> Text shown:
An ominous warning and a hardware puzzle

Using, learning, programming and modding the Gigatron and anything related.
Forum rules
Be nice. No drama.
Post Reply
lb3361
Posts: 360
Joined: 17 Feb 2021, 23:07

An ominous warning and a hardware puzzle

Post by lb3361 »

The first three multiplexer inputs are tied to the instruction bits that determine when a branch should occur. For instance 100 means BGT, 110 means BNE, etc.
For an unconditional branch, the instruction bits are 111.
I maintain an experimental rom to play with all kind of crazy idea. I am particularly fond of the latest one which has to do with dispatching work using a low overhead finite state machine. Anyway, the compilation gives ominous warning because I am using a conditional branch to an address fetched from RAM

Code: Select all

1403 f52b  bge  [$2b]
Warning: large propagation delay (conditional branch with RAM on bus)

The offending code looks like this:

Code: Select all

FSM14_NEXT:   1401 8115  adda [$15]       6095  adda([vTicks])                  #0 NEXT
              1402 f52b  bge  [$2b]       6096  bge([fsmState])                 #1
              1403 c215  st   [$15]       6097  st([vTicks])                    #2
Marcel left a helpful comment in asm.py

Code: Select all

  # Warning for conditional branches with a target address from RAM. The (unverified) danger is
  # that the ALU is calculating `-A' (for the condition decoder) as L+R+1, with L=0 and R=~A. But B
  # is also an input to R and comes from memory. The addressing mode is [D], which requires high
  # EH and EL, and this is slower when the diodes are forward biased from the previous instruction.
  # Therefore R might momentarily glitch while B changes value and the AND/OR layers in the 74153
  # multiplexer resettles. Such a glitch then potentially ripples all the way through two 74283
  # adders and the control unit's 74153. This all depends on the previous instruction's addressing
  # mode and the values of AC and [D], which we can't know with static analysis.
  # See also https://github.com/kervinck/gigatron-rom/issues/78
All this speaks about an unverified race condition, suggesting that it has not been observed. Yet it is reasonable to assume that Marcel developed this unverified yet complicated theory for a reason. Needless to say, my experimental rom (attached) uses this with very high frequency and is working flawlessly.

First question: has anyone has actually observed this? Should this instruction branch unexpectedly, then the attached ROM cannot work. Yet, as far as I know, it works very well. Maybe Walter knows something about Marcel's original concern?

> Tasks:
A. In the Gigatron forum post, copy the passage that begins at the words "Using, learning, programming" and ends after "bits are 111.", replacing every "instruction bits" with "opcode bits".
B. Carry the Gigatron forum post on from its last sentence.
The listing that comes next is drawn from a separate source.

> Material shown:
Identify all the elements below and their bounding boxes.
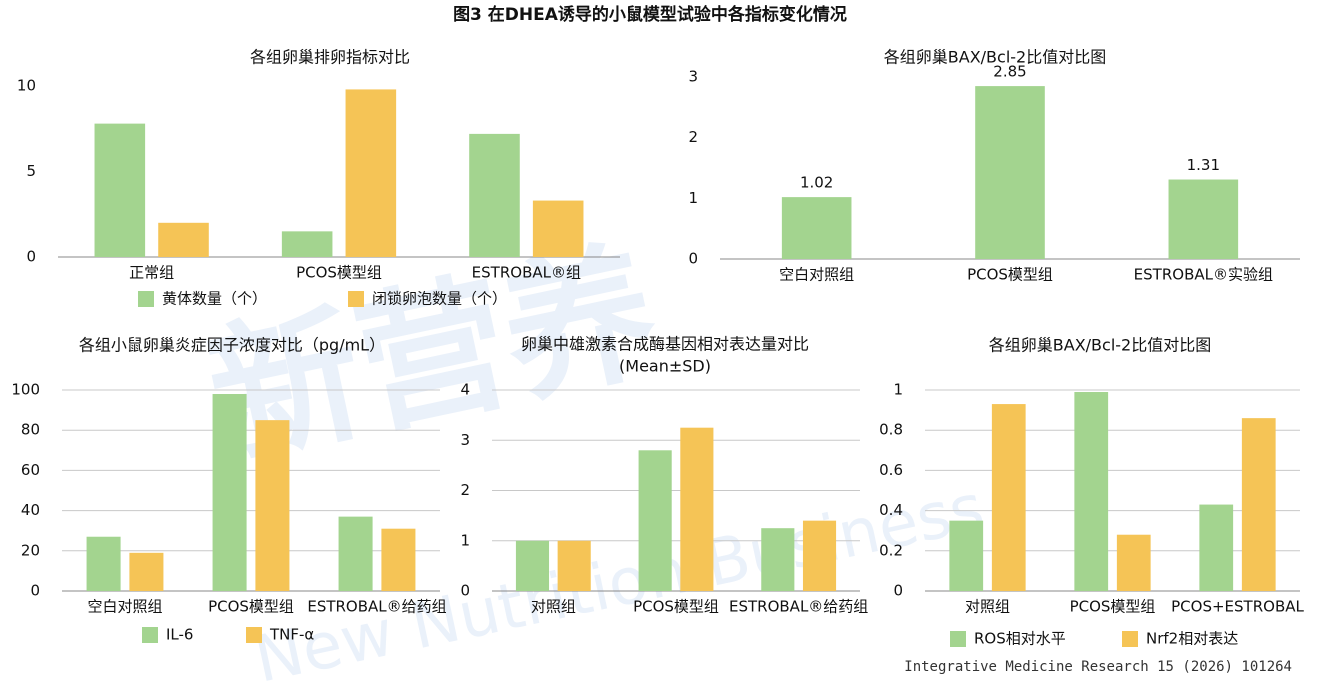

* * *

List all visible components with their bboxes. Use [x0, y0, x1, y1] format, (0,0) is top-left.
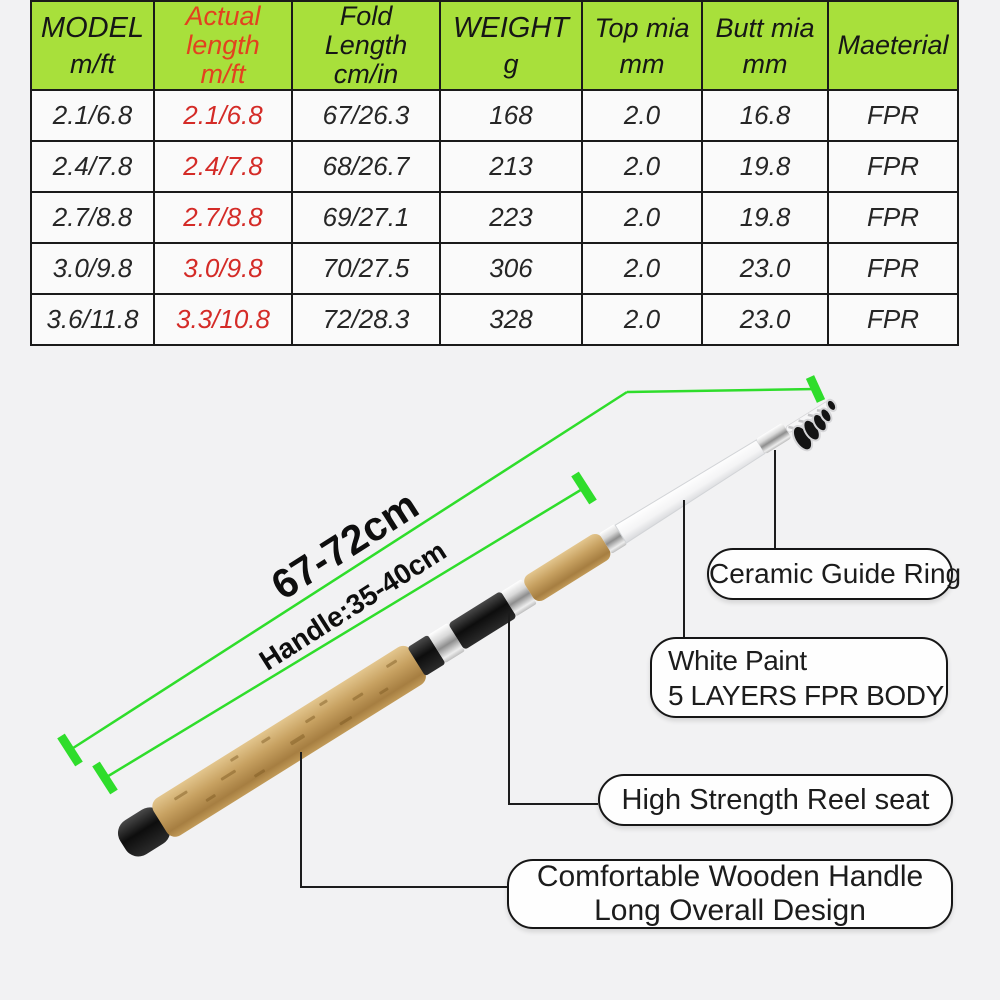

* * *

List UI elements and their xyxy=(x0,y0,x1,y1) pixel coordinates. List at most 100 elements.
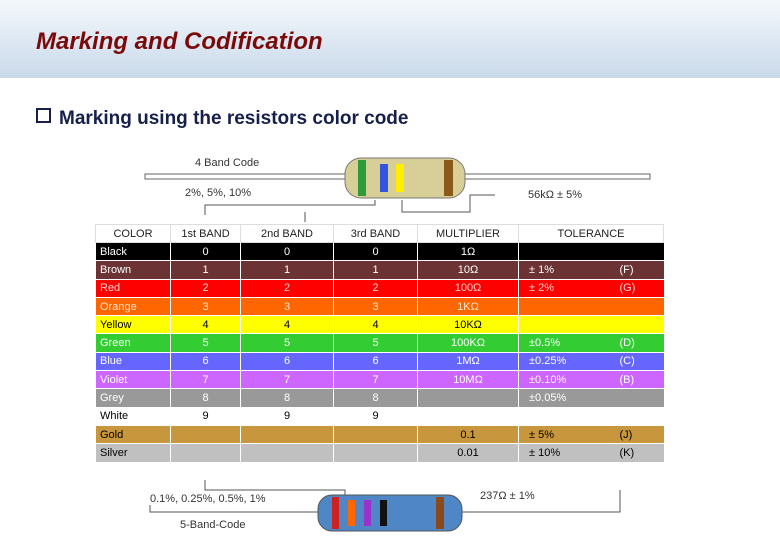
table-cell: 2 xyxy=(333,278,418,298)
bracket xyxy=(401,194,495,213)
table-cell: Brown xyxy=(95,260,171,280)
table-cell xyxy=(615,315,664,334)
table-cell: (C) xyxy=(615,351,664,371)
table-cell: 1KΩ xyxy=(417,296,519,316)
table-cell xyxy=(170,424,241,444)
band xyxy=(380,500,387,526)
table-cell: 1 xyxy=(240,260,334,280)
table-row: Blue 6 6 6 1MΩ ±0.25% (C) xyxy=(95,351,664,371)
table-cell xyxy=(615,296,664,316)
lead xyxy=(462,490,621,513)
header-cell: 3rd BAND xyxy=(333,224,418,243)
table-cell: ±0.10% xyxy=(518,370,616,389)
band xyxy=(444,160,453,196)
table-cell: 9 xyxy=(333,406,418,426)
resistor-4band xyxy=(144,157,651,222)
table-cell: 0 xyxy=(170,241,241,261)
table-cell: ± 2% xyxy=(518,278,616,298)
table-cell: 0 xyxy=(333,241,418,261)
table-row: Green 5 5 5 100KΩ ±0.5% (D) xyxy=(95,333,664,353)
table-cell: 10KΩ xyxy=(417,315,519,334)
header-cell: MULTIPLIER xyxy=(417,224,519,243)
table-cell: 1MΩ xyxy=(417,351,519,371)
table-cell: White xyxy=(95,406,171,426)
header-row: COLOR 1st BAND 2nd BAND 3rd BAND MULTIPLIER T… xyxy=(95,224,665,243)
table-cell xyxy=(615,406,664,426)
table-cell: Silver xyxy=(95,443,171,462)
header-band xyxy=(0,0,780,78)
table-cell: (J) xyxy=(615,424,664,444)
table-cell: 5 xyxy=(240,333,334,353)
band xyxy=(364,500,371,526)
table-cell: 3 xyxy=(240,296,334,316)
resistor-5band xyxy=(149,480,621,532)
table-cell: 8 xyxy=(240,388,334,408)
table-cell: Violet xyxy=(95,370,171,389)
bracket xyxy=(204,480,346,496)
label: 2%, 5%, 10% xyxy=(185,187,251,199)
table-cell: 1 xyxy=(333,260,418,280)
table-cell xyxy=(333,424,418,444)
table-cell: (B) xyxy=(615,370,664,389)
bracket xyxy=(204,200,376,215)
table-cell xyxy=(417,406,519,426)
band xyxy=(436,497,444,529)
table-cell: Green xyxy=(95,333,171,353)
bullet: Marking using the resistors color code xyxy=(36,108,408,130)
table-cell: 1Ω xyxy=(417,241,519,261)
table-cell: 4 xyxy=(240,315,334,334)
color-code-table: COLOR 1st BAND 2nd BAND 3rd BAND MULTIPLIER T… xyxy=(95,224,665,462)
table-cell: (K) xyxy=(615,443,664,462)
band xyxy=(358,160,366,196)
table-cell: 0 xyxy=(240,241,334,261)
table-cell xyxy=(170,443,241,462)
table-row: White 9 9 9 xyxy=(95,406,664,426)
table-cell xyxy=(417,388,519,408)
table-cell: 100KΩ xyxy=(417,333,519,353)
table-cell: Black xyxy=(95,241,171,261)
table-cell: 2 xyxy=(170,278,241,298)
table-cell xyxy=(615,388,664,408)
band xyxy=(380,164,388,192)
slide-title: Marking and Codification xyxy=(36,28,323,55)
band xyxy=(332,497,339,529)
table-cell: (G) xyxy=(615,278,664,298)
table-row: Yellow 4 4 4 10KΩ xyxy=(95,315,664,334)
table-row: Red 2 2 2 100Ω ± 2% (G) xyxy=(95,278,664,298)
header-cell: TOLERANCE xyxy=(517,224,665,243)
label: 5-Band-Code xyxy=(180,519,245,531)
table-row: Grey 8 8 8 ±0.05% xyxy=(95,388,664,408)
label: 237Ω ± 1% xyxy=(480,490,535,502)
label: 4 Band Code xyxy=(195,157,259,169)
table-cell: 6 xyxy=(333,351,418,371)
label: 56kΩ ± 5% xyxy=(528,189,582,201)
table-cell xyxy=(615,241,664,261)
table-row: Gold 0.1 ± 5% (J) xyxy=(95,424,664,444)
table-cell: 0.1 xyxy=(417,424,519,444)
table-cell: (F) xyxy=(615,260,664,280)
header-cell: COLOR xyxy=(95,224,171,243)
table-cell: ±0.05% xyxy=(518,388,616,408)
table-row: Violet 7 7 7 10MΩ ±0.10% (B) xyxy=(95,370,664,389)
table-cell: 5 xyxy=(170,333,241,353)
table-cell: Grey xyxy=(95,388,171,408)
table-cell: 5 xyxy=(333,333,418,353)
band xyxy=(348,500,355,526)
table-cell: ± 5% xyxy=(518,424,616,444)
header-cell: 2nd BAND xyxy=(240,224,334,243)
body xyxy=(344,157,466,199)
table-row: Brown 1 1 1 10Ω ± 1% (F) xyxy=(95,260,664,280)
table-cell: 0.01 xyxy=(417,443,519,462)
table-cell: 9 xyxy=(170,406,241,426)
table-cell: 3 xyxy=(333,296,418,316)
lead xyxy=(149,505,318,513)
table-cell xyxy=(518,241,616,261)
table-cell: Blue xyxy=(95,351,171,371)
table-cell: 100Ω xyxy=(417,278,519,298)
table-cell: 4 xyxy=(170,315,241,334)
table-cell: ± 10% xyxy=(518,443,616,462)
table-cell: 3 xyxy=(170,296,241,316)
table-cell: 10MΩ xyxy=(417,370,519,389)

> Response list:
A.
Using, learning, programming and modding the Gigatron and anything related.
Forum rules
Be nice. No drama.
Post Reply
lb3361
Posts: 360
Joined: 17 Feb 2021, 23:07

An ominous warning and a hardware puzzle

Post by lb3361 »

The first three multiplexer inputs are tied to the opcode bits that determine when a branch should occur. For instance 100 means BGT, 110 means BNE, etc.
For an unconditional branch, the opcode bits are 111.

B.
Second question: it seems that applying the same reasoning as Marcel's to U12 (the condition code decoder, also a multiplexer) suggests that if BRA[$dd] works, then so does BGE[$dd]. Can you see a flaw in the following argument?

The two selector bits of the condition code decoder are the very stable AC7 (the high bit of the accumulator flip-flop) and the potentially glitching C0 (the carry from the ALU). Together these two signals define the three possible conditions for the accumulator.

Code: Select all

  {AC7,C0}   AC is      BRA   BGE
 ---------------------------------
    00       >0         y     y
    01       =0         y     y
    10       <0         y     n
    11     Illegal      n     n

The first three multiplexer inputs are tied to the instruction bits that determine when a branch should occur. For instance 100 means BGT, 110 means BNE, 111 means BRA, etc. The fourth multiplexer input is wired to the ground, which means that a glitching C0 could prevent a branch from happening even when the jump instruction is an unconditional branch. In fact we can compare BRA and BGE in two scenarios:
  • When AC7 is 0, both are supposed to branch. A C0 glitch only affects the first two multiplexer AND gates because the last two are held low by /AC7. The situation of BRA and BGE is therefore exactly identical. If a glitch on C0 can cause BGE to fail, then it can also cause BRA to fail.
  • When AC7 is 1, only BRA is supposed to branch. This time, the first two AND gates are safely held low by AC7 and are out of the picture. In the case of BGE, the last two gates are also safely held low by the multiplexer inputs, therefore we are certain that BGE does not branch. In the case of BRA, a glitch on C0 could temporarily cause the illegal combination 11 and prevent BRA from branching.
We know that BRA[$dd] works perfectly because it is found in the video output code of all ROMs so far. Therefore this reasoning suggests that BGE[$dd] must work just as well. The wiring of U12 ensures that if BRA works as expected, then so does BGE, regardless of what comes after or before. The same argument also applies to BLT.
Attachments
exp.rom
(128 KiB) Downloaded 63 times
lb3361
Posts: 360
Joined: 17 Feb 2021, 23:07

Re: An ominous warning and a hardware puzzle

Post by lb3361 »

I realize I did not explain why I am using this strange conditional branch instructions.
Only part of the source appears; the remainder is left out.